• [DIRECTIVE]
Copy each line below in which the word "котиби" occurs.
** BEGIN RECORDS TO USE **
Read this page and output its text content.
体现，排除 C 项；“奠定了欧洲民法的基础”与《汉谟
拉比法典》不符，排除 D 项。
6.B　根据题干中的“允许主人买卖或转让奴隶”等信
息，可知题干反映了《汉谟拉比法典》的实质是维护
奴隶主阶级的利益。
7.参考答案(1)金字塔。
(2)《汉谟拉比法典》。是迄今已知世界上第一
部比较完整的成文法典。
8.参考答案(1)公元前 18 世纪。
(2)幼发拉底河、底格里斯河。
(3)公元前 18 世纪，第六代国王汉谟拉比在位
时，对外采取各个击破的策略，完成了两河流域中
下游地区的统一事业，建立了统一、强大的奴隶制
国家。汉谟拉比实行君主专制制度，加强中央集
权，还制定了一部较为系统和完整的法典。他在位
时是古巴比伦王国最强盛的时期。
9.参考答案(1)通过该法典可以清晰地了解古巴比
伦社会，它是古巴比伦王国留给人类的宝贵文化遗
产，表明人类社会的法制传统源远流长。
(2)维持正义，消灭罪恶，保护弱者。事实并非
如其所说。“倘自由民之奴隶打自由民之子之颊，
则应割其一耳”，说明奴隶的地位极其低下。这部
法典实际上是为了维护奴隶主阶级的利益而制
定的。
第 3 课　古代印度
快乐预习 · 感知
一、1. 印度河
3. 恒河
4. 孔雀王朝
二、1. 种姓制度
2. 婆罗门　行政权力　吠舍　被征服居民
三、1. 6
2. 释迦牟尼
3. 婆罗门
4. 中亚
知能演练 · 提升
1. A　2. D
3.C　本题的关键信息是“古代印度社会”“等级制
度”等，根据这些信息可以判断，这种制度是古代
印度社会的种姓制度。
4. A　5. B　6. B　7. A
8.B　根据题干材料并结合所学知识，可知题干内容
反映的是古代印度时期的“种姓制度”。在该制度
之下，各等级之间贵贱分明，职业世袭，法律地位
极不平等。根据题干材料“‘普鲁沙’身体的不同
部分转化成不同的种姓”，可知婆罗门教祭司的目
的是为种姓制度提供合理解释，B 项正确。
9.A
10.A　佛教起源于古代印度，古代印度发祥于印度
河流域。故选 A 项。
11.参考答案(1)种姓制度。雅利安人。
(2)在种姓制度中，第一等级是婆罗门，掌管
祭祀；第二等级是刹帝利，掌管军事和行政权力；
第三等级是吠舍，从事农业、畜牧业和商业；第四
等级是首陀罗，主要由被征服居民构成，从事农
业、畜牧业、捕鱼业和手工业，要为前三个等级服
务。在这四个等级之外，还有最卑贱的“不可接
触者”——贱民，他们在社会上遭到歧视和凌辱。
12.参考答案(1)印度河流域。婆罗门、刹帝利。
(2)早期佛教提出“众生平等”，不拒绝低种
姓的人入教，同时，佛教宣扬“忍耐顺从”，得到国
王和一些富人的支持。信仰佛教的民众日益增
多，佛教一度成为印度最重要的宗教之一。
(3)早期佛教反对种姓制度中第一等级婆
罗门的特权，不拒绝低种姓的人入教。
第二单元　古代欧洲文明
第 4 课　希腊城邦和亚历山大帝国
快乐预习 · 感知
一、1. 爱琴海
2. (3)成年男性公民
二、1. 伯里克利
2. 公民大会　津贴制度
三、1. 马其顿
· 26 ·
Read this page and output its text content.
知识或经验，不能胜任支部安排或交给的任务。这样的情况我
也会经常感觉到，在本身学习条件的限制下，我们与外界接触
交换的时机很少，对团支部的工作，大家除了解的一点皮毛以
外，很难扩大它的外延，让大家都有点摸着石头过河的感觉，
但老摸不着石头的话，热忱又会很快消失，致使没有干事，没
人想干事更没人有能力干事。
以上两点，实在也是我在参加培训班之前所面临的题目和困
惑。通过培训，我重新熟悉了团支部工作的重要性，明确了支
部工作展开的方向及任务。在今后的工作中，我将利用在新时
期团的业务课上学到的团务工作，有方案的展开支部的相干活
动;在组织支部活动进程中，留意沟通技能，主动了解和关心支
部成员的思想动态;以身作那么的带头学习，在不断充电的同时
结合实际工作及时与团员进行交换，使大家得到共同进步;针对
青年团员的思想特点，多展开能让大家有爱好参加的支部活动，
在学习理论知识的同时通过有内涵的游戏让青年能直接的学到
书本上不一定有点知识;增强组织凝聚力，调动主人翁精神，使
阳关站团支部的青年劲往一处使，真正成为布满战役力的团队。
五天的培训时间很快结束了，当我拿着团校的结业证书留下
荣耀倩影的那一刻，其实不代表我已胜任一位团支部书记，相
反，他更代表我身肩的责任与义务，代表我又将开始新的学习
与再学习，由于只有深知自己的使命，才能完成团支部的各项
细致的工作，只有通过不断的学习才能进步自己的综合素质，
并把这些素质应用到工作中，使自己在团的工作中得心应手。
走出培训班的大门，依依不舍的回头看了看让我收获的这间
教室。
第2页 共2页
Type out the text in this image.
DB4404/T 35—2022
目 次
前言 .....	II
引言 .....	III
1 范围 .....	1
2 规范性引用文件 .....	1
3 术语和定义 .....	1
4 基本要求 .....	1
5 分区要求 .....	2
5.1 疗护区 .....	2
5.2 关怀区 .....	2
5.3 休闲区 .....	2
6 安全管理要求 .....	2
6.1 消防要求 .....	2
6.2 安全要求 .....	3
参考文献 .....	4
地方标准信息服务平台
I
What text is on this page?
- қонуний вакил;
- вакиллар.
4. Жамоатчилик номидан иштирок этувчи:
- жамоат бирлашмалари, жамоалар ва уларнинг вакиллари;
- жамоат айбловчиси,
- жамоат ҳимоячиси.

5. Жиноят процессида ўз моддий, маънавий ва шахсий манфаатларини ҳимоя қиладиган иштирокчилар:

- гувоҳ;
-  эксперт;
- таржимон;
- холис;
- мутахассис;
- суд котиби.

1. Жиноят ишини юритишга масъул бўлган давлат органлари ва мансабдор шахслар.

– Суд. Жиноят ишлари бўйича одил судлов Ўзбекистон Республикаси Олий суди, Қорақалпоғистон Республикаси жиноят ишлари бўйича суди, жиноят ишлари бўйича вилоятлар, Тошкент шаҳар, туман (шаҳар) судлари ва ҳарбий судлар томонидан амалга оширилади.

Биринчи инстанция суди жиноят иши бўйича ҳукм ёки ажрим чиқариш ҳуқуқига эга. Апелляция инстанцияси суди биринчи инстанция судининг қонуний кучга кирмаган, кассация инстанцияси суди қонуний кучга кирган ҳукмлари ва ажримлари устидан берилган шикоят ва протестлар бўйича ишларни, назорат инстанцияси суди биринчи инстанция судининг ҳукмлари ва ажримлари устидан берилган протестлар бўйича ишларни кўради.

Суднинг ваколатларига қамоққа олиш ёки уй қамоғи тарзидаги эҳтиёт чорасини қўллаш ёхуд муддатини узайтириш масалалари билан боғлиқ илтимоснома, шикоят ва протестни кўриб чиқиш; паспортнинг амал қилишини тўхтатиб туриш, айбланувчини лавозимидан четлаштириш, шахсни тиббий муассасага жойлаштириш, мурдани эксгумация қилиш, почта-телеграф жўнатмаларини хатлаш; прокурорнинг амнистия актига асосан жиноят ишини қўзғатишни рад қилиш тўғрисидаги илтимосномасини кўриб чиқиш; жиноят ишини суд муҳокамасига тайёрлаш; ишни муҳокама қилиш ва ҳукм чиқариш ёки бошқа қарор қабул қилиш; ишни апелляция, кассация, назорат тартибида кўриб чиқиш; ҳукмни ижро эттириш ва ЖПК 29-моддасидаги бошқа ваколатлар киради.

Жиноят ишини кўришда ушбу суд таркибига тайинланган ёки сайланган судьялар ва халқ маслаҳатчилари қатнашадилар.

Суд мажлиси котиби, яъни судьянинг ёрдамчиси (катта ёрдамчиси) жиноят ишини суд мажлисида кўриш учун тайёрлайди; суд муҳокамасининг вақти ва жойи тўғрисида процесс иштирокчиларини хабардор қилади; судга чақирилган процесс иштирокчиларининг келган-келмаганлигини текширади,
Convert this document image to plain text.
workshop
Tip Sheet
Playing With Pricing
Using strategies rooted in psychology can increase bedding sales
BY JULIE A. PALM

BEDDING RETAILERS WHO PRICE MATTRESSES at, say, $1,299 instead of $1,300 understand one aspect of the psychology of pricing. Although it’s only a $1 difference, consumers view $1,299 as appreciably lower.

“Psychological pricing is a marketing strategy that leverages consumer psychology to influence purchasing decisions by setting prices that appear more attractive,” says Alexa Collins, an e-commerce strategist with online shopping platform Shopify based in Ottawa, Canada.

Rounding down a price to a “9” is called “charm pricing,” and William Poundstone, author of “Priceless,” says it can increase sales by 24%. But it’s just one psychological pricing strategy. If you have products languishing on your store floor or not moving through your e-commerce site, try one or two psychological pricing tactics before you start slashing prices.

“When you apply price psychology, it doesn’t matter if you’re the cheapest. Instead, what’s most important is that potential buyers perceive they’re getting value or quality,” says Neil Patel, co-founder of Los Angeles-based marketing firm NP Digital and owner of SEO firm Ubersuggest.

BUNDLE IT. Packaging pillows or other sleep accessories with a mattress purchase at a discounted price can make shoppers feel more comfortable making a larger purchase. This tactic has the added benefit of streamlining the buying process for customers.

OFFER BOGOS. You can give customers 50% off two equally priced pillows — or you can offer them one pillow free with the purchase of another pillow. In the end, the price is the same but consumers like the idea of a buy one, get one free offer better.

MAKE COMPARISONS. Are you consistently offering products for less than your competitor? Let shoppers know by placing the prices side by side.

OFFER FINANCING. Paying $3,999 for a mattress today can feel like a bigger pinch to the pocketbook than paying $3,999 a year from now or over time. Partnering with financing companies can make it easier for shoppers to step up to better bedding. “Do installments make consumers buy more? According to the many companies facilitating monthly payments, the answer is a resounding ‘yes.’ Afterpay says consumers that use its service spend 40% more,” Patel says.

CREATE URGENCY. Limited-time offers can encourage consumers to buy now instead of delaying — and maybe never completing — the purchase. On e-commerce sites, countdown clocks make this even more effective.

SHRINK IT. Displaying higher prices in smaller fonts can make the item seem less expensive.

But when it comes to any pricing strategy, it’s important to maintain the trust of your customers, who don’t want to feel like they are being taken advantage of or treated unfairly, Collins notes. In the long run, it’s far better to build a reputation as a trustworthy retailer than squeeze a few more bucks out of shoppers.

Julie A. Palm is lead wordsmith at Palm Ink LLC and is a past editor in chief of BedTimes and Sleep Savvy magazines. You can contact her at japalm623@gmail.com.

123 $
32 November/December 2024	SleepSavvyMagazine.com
** END RECORDS TO USE **
• [CORRECT OUTPUT]
- суд котиби.
Суд мажлиси котиби, яъни судьянинг ёрдамчиси (катта ёрдамчиси) жиноят ишини суд мажлисида кўриш учун тайёрлайди; суд муҳокамасининг вақти ва жойи тўғрисида процесс иштирокчиларини хабардор қилади; судга чақирилган процесс иштирокчиларининг келган-келмаганлигини текширади,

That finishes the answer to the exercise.